== SUPPLIED DATA

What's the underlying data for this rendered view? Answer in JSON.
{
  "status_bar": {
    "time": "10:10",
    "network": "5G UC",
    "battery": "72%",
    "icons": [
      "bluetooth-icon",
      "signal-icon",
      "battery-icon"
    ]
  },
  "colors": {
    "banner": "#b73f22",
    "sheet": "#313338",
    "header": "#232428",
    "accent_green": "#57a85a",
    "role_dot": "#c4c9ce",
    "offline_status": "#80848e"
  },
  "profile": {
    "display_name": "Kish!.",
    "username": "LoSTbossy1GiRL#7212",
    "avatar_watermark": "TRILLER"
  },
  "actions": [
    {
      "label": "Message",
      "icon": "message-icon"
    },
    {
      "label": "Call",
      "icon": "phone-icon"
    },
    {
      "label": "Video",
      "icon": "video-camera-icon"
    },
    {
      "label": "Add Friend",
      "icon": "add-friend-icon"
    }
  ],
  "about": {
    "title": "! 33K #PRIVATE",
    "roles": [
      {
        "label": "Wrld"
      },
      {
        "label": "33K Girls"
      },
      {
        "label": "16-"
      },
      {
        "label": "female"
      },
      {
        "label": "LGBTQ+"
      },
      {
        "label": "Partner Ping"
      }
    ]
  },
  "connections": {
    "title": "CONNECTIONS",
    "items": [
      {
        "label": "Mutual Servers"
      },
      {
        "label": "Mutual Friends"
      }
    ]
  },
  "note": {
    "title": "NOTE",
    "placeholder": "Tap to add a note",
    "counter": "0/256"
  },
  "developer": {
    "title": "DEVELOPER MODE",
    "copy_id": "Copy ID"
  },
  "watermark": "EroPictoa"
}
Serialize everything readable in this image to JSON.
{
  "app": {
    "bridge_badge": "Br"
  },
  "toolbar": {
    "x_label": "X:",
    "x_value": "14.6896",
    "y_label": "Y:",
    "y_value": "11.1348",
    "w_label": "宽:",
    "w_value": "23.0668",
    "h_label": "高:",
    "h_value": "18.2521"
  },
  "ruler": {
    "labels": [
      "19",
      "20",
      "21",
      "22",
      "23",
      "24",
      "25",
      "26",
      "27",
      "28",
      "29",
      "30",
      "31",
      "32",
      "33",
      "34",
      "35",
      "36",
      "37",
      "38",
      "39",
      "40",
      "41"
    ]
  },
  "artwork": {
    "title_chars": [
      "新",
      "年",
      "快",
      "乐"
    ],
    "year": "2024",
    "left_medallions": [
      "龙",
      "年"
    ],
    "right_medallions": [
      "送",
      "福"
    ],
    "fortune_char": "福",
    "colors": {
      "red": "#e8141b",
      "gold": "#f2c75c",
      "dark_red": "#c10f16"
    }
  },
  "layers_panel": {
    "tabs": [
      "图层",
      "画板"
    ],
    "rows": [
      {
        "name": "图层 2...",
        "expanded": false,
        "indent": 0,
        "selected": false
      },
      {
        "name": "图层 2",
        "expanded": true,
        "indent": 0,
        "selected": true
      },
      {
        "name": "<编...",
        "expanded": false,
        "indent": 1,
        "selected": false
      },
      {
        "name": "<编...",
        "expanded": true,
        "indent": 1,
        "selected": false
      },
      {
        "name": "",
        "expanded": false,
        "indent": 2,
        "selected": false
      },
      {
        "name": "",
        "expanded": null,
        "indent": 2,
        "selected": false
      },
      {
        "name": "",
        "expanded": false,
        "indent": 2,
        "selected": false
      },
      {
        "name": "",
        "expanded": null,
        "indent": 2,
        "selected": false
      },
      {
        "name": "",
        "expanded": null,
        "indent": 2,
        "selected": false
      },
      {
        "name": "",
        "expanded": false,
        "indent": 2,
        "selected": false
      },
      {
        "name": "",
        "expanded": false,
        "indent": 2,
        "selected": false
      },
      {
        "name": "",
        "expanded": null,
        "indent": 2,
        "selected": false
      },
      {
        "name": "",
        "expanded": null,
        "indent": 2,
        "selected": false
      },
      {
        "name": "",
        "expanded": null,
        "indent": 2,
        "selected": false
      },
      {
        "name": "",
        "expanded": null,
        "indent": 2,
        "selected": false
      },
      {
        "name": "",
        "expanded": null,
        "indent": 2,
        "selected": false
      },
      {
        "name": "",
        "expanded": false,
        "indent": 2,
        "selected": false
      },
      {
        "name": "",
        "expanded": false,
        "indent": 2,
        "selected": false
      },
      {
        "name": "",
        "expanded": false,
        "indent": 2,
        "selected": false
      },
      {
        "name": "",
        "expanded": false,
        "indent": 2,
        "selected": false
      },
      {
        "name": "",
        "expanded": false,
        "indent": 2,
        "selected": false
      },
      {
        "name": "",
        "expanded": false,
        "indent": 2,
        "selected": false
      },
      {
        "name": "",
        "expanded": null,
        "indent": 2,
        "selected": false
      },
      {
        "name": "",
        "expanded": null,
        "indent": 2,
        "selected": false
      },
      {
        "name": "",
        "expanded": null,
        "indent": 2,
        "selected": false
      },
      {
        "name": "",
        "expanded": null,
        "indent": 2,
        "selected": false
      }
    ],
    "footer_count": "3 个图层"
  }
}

====

→ PROBLEM TO SOLVE:
From the data above, pick out each line containing "this" and copy it.

→ OUTPUT BELOW:
What's the underlying data for this rendered view? Answer in JSON.
Serialize everything readable in this image to JSON.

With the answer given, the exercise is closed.